<<<<

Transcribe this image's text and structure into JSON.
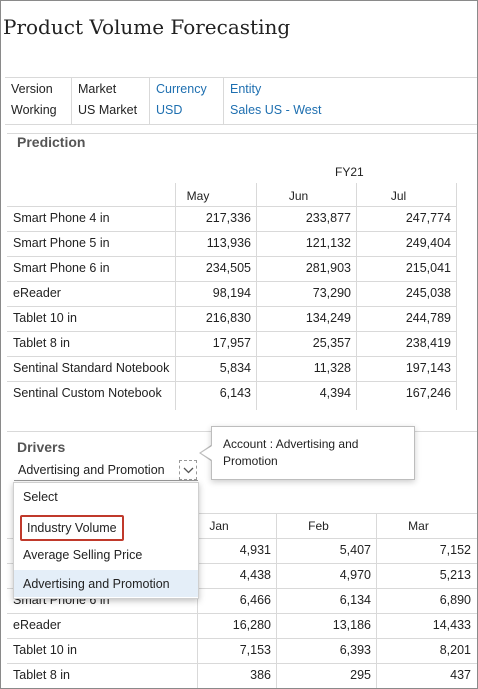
{
  "title": "Product Volume Forecasting",
  "pov": [
    {
      "header": "Version",
      "value": "Working",
      "link": false
    },
    {
      "header": "Market",
      "value": "US Market",
      "link": false
    },
    {
      "header": "Currency",
      "value": "USD",
      "link": true
    },
    {
      "header": "Entity",
      "value": "Sales US - West",
      "link": true
    }
  ],
  "prediction": {
    "title": "Prediction",
    "year": "FY21",
    "columns": [
      "May",
      "Jun",
      "Jul"
    ],
    "rows": [
      {
        "label": "Smart Phone 4 in",
        "values": [
          "217,336",
          "233,877",
          "247,774"
        ]
      },
      {
        "label": "Smart Phone 5 in",
        "values": [
          "113,936",
          "121,132",
          "249,404"
        ]
      },
      {
        "label": "Smart Phone 6 in",
        "values": [
          "234,505",
          "281,903",
          "215,041"
        ]
      },
      {
        "label": "eReader",
        "values": [
          "98,194",
          "73,290",
          "245,038"
        ]
      },
      {
        "label": "Tablet 10 in",
        "values": [
          "216,830",
          "134,249",
          "244,789"
        ]
      },
      {
        "label": "Tablet 8 in",
        "values": [
          "17,957",
          "25,357",
          "238,419"
        ]
      },
      {
        "label": "Sentinal Standard Notebook",
        "values": [
          "5,834",
          "11,328",
          "197,143"
        ]
      },
      {
        "label": "Sentinal Custom Notebook",
        "values": [
          "6,143",
          "4,394",
          "167,246"
        ]
      }
    ]
  },
  "drivers": {
    "title": "Drivers",
    "selected": "Advertising and Promotion",
    "tooltip": "Account : Advertising and Promotion",
    "menu": [
      "Select",
      "Industry Volume",
      "Average Selling Price",
      "Advertising and Promotion"
    ],
    "columns": [
      "Jan",
      "Feb",
      "Mar"
    ],
    "rows": [
      {
        "label": "",
        "values": [
          "4,931",
          "5,407",
          "7,152"
        ]
      },
      {
        "label": "",
        "values": [
          "4,438",
          "4,970",
          "5,213"
        ]
      },
      {
        "label": "Smart Phone 6 in",
        "values": [
          "6,466",
          "6,134",
          "6,890"
        ]
      },
      {
        "label": "eReader",
        "values": [
          "16,280",
          "13,186",
          "14,433"
        ]
      },
      {
        "label": "Tablet 10 in",
        "values": [
          "7,153",
          "6,393",
          "8,201"
        ]
      },
      {
        "label": "Tablet 8 in",
        "values": [
          "386",
          "295",
          "437"
        ]
      }
    ]
  }
}
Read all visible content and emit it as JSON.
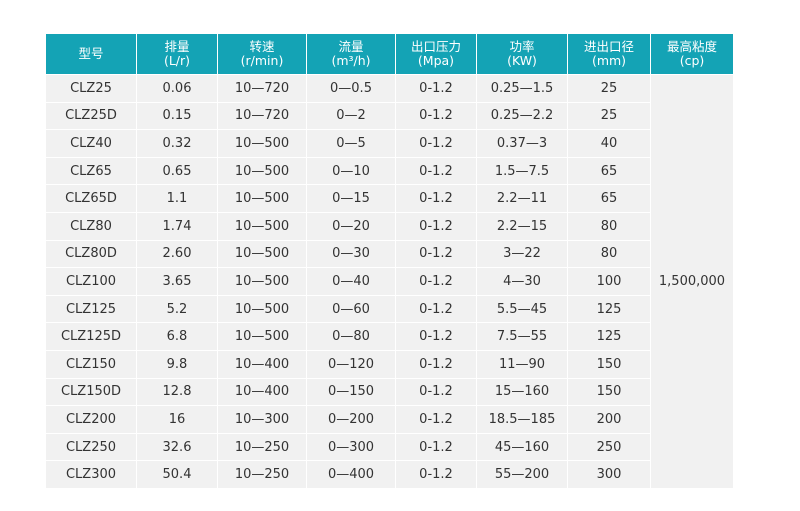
{
  "headers": [
    {
      "label": "型号",
      "unit": ""
    },
    {
      "label": "排量",
      "unit": "(L/r)"
    },
    {
      "label": "转速",
      "unit": "(r/min)"
    },
    {
      "label": "流量",
      "unit": "(m³/h)"
    },
    {
      "label": "出口压力",
      "unit": "(Mpa)"
    },
    {
      "label": "功率",
      "unit": "(KW)"
    },
    {
      "label": "进出口径",
      "unit": "(mm)"
    },
    {
      "label": "最高粘度",
      "unit": "(cp)"
    }
  ],
  "merged_viscosity": "1,500,000",
  "rows": [
    [
      "CLZ25",
      "0.06",
      "10—720",
      "0—0.5",
      "0-1.2",
      "0.25—1.5",
      "25"
    ],
    [
      "CLZ25D",
      "0.15",
      "10—720",
      "0—2",
      "0-1.2",
      "0.25—2.2",
      "25"
    ],
    [
      "CLZ40",
      "0.32",
      "10—500",
      "0—5",
      "0-1.2",
      "0.37—3",
      "40"
    ],
    [
      "CLZ65",
      "0.65",
      "10—500",
      "0—10",
      "0-1.2",
      "1.5—7.5",
      "65"
    ],
    [
      "CLZ65D",
      "1.1",
      "10—500",
      "0—15",
      "0-1.2",
      "2.2—11",
      "65"
    ],
    [
      "CLZ80",
      "1.74",
      "10—500",
      "0—20",
      "0-1.2",
      "2.2—15",
      "80"
    ],
    [
      "CLZ80D",
      "2.60",
      "10—500",
      "0—30",
      "0-1.2",
      "3—22",
      "80"
    ],
    [
      "CLZ100",
      "3.65",
      "10—500",
      "0—40",
      "0-1.2",
      "4—30",
      "100"
    ],
    [
      "CLZ125",
      "5.2",
      "10—500",
      "0—60",
      "0-1.2",
      "5.5—45",
      "125"
    ],
    [
      "CLZ125D",
      "6.8",
      "10—500",
      "0—80",
      "0-1.2",
      "7.5—55",
      "125"
    ],
    [
      "CLZ150",
      "9.8",
      "10—400",
      "0—120",
      "0-1.2",
      "11—90",
      "150"
    ],
    [
      "CLZ150D",
      "12.8",
      "10—400",
      "0—150",
      "0-1.2",
      "15—160",
      "150"
    ],
    [
      "CLZ200",
      "16",
      "10—300",
      "0—200",
      "0-1.2",
      "18.5—185",
      "200"
    ],
    [
      "CLZ250",
      "32.6",
      "10—250",
      "0—300",
      "0-1.2",
      "45—160",
      "250"
    ],
    [
      "CLZ300",
      "50.4",
      "10—250",
      "0—400",
      "0-1.2",
      "55—200",
      "300"
    ]
  ]
}
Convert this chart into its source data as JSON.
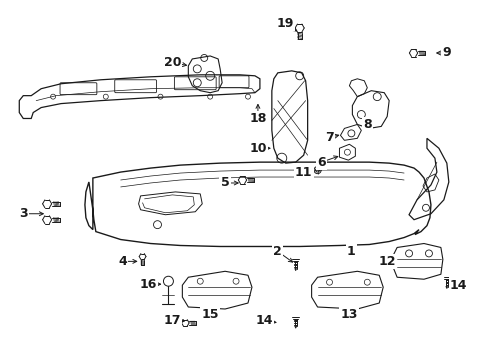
{
  "background_color": "#ffffff",
  "fig_width": 4.89,
  "fig_height": 3.6,
  "dpi": 100,
  "line_color": "#1a1a1a",
  "part_color": "#2a2a2a"
}
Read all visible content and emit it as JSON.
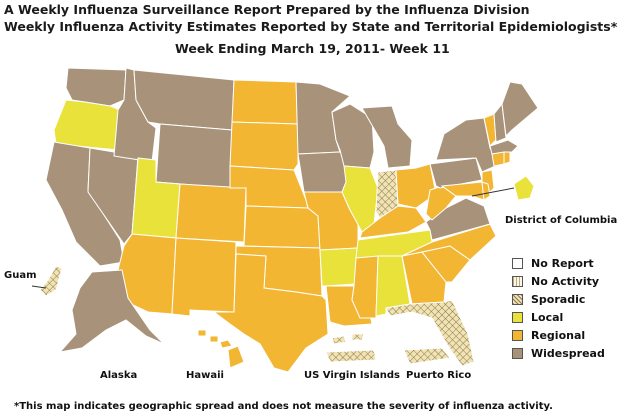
{
  "title_line1": "A Weekly Influenza Surveillance Report Prepared by the Influenza Division",
  "title_line2": "Weekly Influenza Activity Estimates Reported by State and Territorial Epidemiologists*",
  "week_line": "Week Ending March 19, 2011- Week 11",
  "footnote": "*This map indicates geographic spread and does not measure the severity of influenza activity.",
  "colors": {
    "no_report": "#ffffff",
    "no_activity": "#fdf6e3",
    "sporadic": "#f2e3b3",
    "local": "#e8e23a",
    "regional": "#f2b632",
    "widespread": "#a8937a",
    "border": "#ffffff"
  },
  "legend": [
    {
      "label": "No Report",
      "key": "no_report"
    },
    {
      "label": "No Activity",
      "key": "no_activity"
    },
    {
      "label": "Sporadic",
      "key": "sporadic"
    },
    {
      "label": "Local",
      "key": "local"
    },
    {
      "label": "Regional",
      "key": "regional"
    },
    {
      "label": "Widespread",
      "key": "widespread"
    }
  ],
  "labels": {
    "dc": "District of Columbia",
    "guam": "Guam",
    "alaska": "Alaska",
    "hawaii": "Hawaii",
    "usvi": "US Virgin Islands",
    "pr": "Puerto Rico"
  },
  "activity": {
    "WA": "widespread",
    "OR": "local",
    "CA": "widespread",
    "NV": "widespread",
    "ID": "widespread",
    "MT": "widespread",
    "WY": "widespread",
    "UT": "local",
    "AZ": "regional",
    "CO": "regional",
    "NM": "regional",
    "ND": "regional",
    "SD": "regional",
    "NE": "regional",
    "KS": "regional",
    "OK": "regional",
    "TX": "regional",
    "MN": "widespread",
    "IA": "widespread",
    "MO": "regional",
    "AR": "local",
    "LA": "regional",
    "WI": "widespread",
    "IL": "local",
    "MI": "widespread",
    "IN": "sporadic",
    "OH": "regional",
    "KY": "regional",
    "TN": "local",
    "MS": "regional",
    "AL": "local",
    "GA": "regional",
    "FL": "sporadic",
    "SC": "regional",
    "NC": "regional",
    "VA": "widespread",
    "WV": "regional",
    "PA": "widespread",
    "NY": "widespread",
    "NJ": "regional",
    "DE": "regional",
    "MD": "regional",
    "DC": "local",
    "CT": "regional",
    "RI": "regional",
    "MA": "widespread",
    "VT": "regional",
    "NH": "widespread",
    "ME": "widespread",
    "AK": "widespread",
    "HI": "regional",
    "GU": "sporadic",
    "VI": "sporadic",
    "PR": "sporadic"
  }
}
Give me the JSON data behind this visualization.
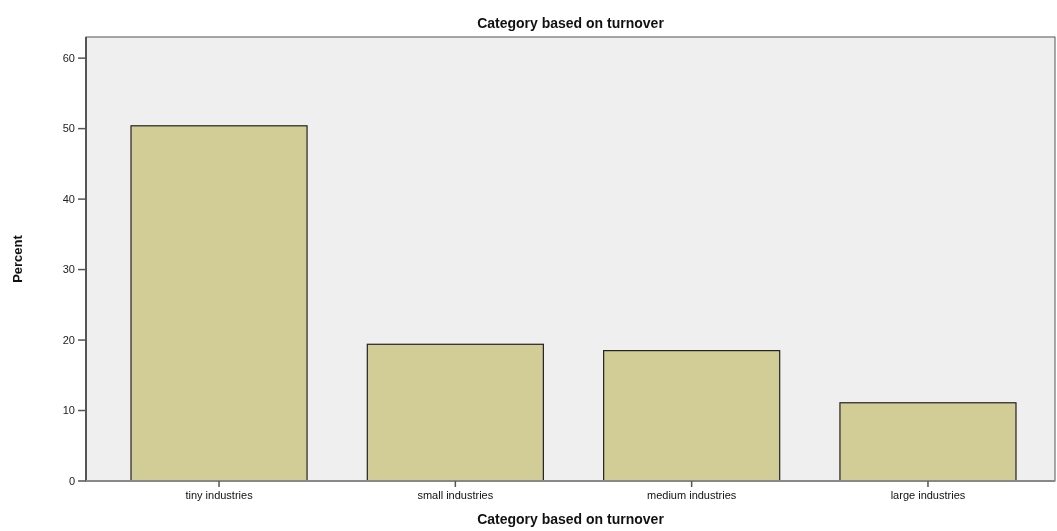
{
  "chart_data": {
    "type": "bar",
    "title": "Category based on turnover",
    "xlabel": "Category based on turnover",
    "ylabel": "Percent",
    "categories": [
      "tiny industries",
      "small industries",
      "medium industries",
      "large industries"
    ],
    "values": [
      50.4,
      19.4,
      18.5,
      11.1
    ],
    "color": "#d2cd96",
    "ylim": [
      0,
      63
    ],
    "yticks": [
      0,
      10,
      20,
      30,
      40,
      50,
      60
    ],
    "grid": false
  }
}
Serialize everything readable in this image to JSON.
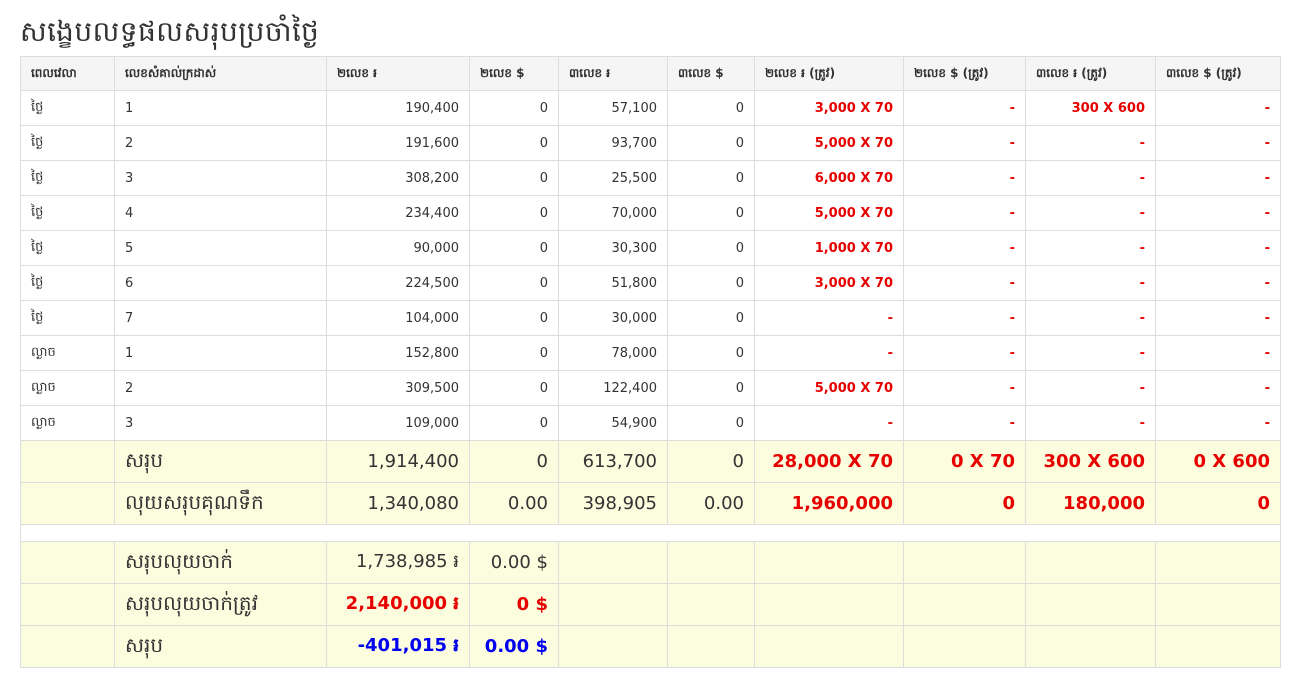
{
  "page": {
    "title": "សង្ខេបលទ្ធផលសរុបប្រចាំថ្ងៃ"
  },
  "table": {
    "headers": [
      "ពេលវេលា",
      "លេខសំគាល់ក្រដាស់",
      "២លេខ ៛",
      "២លេខ $",
      "៣លេខ ៛",
      "៣លេខ $",
      "២លេខ ៛ (ត្រូវ)",
      "២លេខ $ (ត្រូវ)",
      "៣លេខ ៛ (ត្រូវ)",
      "៣លេខ $ (ត្រូវ)"
    ],
    "rows": [
      [
        "ថ្ងៃ",
        "1",
        "190,400",
        "0",
        "57,100",
        "0",
        "3,000 X 70",
        "-",
        "300 X 600",
        "-"
      ],
      [
        "ថ្ងៃ",
        "2",
        "191,600",
        "0",
        "93,700",
        "0",
        "5,000 X 70",
        "-",
        "-",
        "-"
      ],
      [
        "ថ្ងៃ",
        "3",
        "308,200",
        "0",
        "25,500",
        "0",
        "6,000 X 70",
        "-",
        "-",
        "-"
      ],
      [
        "ថ្ងៃ",
        "4",
        "234,400",
        "0",
        "70,000",
        "0",
        "5,000 X 70",
        "-",
        "-",
        "-"
      ],
      [
        "ថ្ងៃ",
        "5",
        "90,000",
        "0",
        "30,300",
        "0",
        "1,000 X 70",
        "-",
        "-",
        "-"
      ],
      [
        "ថ្ងៃ",
        "6",
        "224,500",
        "0",
        "51,800",
        "0",
        "3,000 X 70",
        "-",
        "-",
        "-"
      ],
      [
        "ថ្ងៃ",
        "7",
        "104,000",
        "0",
        "30,000",
        "0",
        "-",
        "-",
        "-",
        "-"
      ],
      [
        "ល្ងាច",
        "1",
        "152,800",
        "0",
        "78,000",
        "0",
        "-",
        "-",
        "-",
        "-"
      ],
      [
        "ល្ងាច",
        "2",
        "309,500",
        "0",
        "122,400",
        "0",
        "5,000 X 70",
        "-",
        "-",
        "-"
      ],
      [
        "ល្ងាច",
        "3",
        "109,000",
        "0",
        "54,900",
        "0",
        "-",
        "-",
        "-",
        "-"
      ]
    ]
  },
  "totals": {
    "label": "សរុប",
    "values": [
      "1,914,400",
      "0",
      "613,700",
      "0",
      "28,000 X 70",
      "0 X 70",
      "300 X 600",
      "0 X 600"
    ]
  },
  "money": {
    "label": "លុយសរុបគុណទឹក",
    "values": [
      "1,340,080",
      "0.00",
      "398,905",
      "0.00",
      "1,960,000",
      "0",
      "180,000",
      "0"
    ]
  },
  "summary": {
    "paid_label": "សរុបលុយចាក់",
    "paid_riel": "1,738,985 ៛",
    "paid_usd": "0.00 $",
    "won_label": "សរុបលុយចាក់ត្រូវ",
    "won_riel": "2,140,000 ៛",
    "won_usd": "0 $",
    "net_label": "សរុប",
    "net_riel": "-401,015 ៛",
    "net_usd": "0.00 $"
  },
  "colors": {
    "highlight_bg": "#fcfcdf",
    "win_red": "#e60000",
    "net_blue": "#0000ee",
    "header_bg": "#f5f5f5",
    "border": "#dddddd"
  }
}
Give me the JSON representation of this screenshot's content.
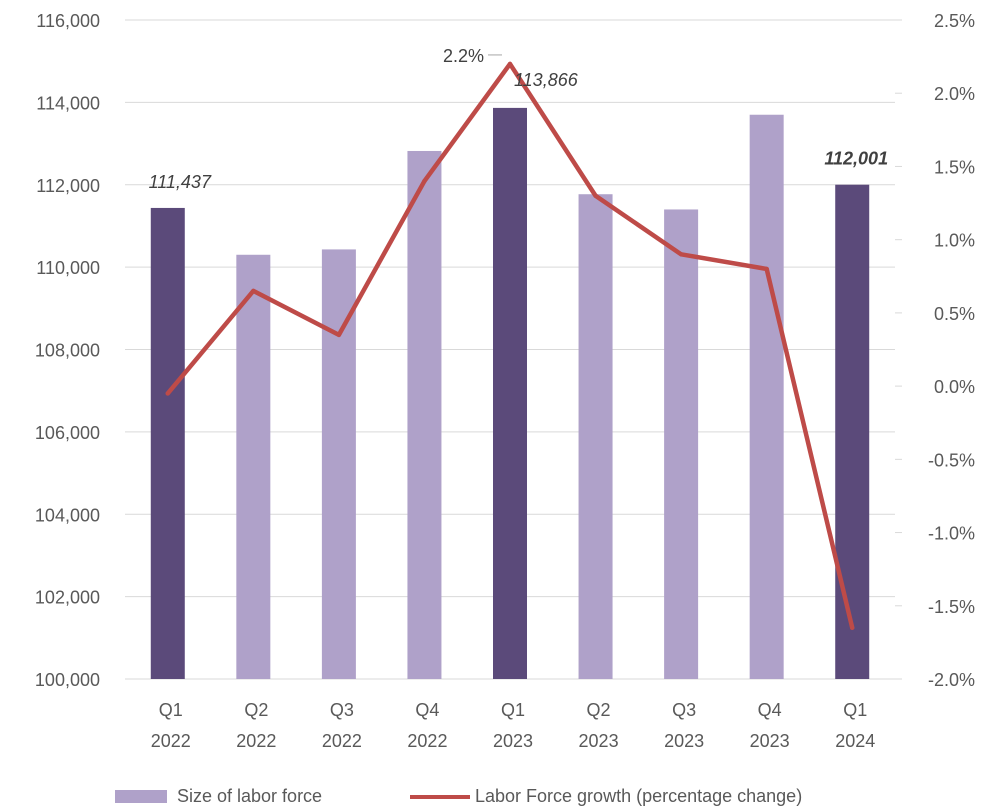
{
  "chart_data": {
    "type": "bar",
    "categories": [
      [
        "Q1",
        "2022"
      ],
      [
        "Q2",
        "2022"
      ],
      [
        "Q3",
        "2022"
      ],
      [
        "Q4",
        "2022"
      ],
      [
        "Q1",
        "2023"
      ],
      [
        "Q2",
        "2023"
      ],
      [
        "Q3",
        "2023"
      ],
      [
        "Q4",
        "2023"
      ],
      [
        "Q1",
        "2024"
      ]
    ],
    "series": [
      {
        "name": "Size of labor force",
        "type": "bar",
        "axis": "left",
        "values": [
          111437,
          110300,
          110430,
          112820,
          113866,
          111770,
          111400,
          113700,
          112001
        ],
        "highlight": [
          true,
          false,
          false,
          false,
          true,
          false,
          false,
          false,
          true
        ],
        "data_labels": [
          "111,437",
          "",
          "",
          "",
          "113,866",
          "",
          "",
          "",
          "112,001"
        ]
      },
      {
        "name": "Labor Force growth (percentage change)",
        "type": "line",
        "axis": "right",
        "values": [
          -0.05,
          0.65,
          0.35,
          1.4,
          2.2,
          1.3,
          0.9,
          0.8,
          -1.65
        ],
        "data_labels": [
          "",
          "",
          "",
          "",
          "2.2%",
          "",
          "",
          "",
          ""
        ]
      }
    ],
    "ylim_left": [
      100000,
      116000
    ],
    "yticks_left": [
      "100,000",
      "102,000",
      "104,000",
      "106,000",
      "108,000",
      "110,000",
      "112,000",
      "114,000",
      "116,000"
    ],
    "ylim_right": [
      -2.0,
      2.5
    ],
    "yticks_right": [
      "-2.0%",
      "-1.5%",
      "-1.0%",
      "-0.5%",
      "0.0%",
      "0.5%",
      "1.0%",
      "1.5%",
      "2.0%",
      "2.5%"
    ],
    "grid": true,
    "legend_position": "bottom",
    "colors": {
      "bar_highlight": "#5B4A7A",
      "bar_normal": "#AFA1C9",
      "line": "#BE4B48",
      "grid": "#D9D9D9",
      "text": "#595959"
    }
  }
}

>>>>

**WHAT IS EXPECTED:** Which lines in the records above contain the string "unit"? Copy each one.

**IN RESPONSE:**
      "unit": ""
      "unit": "(L/r)"
      "unit": "(r/min)"
      "unit": "(m³/h)"
      "unit": "(Mpa)"
      "unit": "(KW)"
      "unit": "(mm)"
      "unit": "(cp)"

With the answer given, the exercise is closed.